[WORK TO DO]:
Return every line of the data below that includes the string "name".

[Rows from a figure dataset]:
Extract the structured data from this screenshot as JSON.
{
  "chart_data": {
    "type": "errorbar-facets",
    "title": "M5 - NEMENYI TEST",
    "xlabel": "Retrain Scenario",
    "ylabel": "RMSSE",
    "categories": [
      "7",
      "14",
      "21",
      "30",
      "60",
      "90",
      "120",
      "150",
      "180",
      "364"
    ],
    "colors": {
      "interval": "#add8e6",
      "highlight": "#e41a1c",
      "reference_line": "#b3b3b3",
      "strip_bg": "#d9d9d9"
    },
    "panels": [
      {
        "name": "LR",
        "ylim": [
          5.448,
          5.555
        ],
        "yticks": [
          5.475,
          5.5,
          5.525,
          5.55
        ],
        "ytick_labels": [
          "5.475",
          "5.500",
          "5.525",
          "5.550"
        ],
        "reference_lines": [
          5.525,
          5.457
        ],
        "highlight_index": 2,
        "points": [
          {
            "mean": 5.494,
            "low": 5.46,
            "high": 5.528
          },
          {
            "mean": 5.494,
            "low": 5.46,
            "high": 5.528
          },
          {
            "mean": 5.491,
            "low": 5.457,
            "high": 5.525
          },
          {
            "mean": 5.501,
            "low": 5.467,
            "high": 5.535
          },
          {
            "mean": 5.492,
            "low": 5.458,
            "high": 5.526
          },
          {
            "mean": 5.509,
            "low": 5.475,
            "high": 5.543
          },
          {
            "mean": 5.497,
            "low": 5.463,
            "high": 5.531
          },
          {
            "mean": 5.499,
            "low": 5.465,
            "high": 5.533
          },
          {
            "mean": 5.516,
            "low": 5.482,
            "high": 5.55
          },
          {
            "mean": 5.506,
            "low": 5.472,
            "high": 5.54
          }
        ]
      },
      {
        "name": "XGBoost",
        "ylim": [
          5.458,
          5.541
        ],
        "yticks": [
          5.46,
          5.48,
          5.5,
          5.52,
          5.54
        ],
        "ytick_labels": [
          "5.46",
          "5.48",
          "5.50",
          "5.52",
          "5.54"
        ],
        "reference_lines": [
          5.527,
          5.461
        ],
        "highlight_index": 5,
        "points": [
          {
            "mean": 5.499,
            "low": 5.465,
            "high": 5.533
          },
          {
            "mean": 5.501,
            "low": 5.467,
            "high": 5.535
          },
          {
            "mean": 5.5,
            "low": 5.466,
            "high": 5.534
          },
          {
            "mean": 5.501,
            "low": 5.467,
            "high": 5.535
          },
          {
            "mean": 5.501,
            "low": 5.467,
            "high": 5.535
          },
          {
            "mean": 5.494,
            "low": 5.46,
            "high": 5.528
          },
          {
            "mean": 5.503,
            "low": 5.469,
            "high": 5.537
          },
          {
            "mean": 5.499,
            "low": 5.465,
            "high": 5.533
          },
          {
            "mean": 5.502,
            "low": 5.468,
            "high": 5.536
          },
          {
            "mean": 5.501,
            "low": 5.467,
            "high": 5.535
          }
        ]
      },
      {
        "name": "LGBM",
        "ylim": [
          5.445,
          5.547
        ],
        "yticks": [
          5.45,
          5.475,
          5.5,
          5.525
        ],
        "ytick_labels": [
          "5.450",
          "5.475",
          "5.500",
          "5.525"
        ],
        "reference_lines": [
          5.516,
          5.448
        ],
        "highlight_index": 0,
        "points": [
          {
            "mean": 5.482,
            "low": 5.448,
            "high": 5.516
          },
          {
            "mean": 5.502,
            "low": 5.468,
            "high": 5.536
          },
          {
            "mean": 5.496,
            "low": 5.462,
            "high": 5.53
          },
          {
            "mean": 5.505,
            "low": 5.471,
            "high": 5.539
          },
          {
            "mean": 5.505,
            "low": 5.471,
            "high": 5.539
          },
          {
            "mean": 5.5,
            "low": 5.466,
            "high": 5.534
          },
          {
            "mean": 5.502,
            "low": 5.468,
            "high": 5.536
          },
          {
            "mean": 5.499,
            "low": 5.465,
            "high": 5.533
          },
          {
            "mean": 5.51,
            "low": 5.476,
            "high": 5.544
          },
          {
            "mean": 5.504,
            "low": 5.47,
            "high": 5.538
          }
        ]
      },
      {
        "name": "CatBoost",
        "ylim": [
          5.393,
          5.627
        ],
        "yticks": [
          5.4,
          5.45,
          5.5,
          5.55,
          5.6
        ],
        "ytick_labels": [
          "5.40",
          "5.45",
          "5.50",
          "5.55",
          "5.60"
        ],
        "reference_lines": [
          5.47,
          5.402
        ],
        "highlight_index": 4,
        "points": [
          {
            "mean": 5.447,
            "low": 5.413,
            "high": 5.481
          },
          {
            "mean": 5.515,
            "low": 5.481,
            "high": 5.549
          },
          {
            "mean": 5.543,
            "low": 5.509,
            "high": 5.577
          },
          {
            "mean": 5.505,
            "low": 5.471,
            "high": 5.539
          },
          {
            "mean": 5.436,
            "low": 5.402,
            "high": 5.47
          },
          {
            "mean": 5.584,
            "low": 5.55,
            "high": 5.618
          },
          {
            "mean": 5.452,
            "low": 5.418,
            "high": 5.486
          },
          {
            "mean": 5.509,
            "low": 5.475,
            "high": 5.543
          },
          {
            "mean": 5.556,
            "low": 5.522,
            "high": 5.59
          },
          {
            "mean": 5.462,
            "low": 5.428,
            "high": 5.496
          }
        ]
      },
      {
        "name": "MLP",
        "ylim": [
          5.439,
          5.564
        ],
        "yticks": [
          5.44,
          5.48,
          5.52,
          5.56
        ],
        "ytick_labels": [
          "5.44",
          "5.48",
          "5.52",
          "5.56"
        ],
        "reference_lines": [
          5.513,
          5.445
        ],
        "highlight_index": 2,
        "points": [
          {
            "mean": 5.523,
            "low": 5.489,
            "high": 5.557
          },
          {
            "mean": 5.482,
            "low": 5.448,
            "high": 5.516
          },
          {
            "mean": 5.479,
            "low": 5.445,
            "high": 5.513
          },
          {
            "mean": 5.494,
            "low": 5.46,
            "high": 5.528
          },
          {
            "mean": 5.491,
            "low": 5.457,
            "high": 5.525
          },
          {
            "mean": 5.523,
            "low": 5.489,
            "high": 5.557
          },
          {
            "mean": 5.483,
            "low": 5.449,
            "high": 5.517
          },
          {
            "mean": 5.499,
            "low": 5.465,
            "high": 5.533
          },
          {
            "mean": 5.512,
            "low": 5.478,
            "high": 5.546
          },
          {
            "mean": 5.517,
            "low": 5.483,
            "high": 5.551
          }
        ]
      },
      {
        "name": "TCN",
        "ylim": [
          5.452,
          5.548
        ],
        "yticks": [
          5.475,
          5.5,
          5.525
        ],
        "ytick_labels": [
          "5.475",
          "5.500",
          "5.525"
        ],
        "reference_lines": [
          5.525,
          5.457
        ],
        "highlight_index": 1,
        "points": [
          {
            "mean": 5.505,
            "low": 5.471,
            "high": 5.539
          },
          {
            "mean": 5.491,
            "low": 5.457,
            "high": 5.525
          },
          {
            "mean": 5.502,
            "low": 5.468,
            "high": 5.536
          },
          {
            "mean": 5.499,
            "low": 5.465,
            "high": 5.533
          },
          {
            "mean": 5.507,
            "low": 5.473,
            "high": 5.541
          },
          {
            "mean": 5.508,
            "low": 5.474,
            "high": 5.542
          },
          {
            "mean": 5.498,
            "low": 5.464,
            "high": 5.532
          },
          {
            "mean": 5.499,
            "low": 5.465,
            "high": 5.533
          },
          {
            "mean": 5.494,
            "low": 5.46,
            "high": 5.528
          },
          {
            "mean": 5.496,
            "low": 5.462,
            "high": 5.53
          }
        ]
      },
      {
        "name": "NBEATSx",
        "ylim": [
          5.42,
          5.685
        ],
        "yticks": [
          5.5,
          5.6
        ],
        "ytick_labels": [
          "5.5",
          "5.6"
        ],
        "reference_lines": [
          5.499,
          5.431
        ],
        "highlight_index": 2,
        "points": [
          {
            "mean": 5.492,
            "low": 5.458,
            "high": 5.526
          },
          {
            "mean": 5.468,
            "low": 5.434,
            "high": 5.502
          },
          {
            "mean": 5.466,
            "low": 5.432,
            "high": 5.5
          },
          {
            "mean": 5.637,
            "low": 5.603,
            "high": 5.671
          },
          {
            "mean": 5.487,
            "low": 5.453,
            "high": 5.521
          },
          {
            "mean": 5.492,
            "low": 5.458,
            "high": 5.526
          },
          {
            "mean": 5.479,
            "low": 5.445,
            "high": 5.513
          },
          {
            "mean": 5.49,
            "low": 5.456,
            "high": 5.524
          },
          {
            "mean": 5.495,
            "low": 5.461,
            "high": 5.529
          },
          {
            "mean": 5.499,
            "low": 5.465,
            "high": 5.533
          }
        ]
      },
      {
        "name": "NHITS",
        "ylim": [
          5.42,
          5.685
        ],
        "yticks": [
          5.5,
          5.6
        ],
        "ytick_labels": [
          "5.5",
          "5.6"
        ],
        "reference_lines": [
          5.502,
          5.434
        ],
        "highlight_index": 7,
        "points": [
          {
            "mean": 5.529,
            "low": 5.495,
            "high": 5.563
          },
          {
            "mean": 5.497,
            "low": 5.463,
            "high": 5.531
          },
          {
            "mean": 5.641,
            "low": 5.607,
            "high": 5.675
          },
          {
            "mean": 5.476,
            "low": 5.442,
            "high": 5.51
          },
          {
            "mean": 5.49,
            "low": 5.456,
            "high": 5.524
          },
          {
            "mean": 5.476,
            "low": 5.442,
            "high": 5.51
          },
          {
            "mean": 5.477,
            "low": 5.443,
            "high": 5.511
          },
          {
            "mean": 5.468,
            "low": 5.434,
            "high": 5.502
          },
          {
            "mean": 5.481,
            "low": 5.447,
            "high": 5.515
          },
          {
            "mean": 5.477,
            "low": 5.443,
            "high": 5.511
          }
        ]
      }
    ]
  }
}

[THE ANSWER]:
        "name": "LR",
        "name": "XGBoost",
        "name": "LGBM",
        "name": "CatBoost",
        "name": "MLP",
        "name": "TCN",
        "name": "NBEATSx",
        "name": "NHITS",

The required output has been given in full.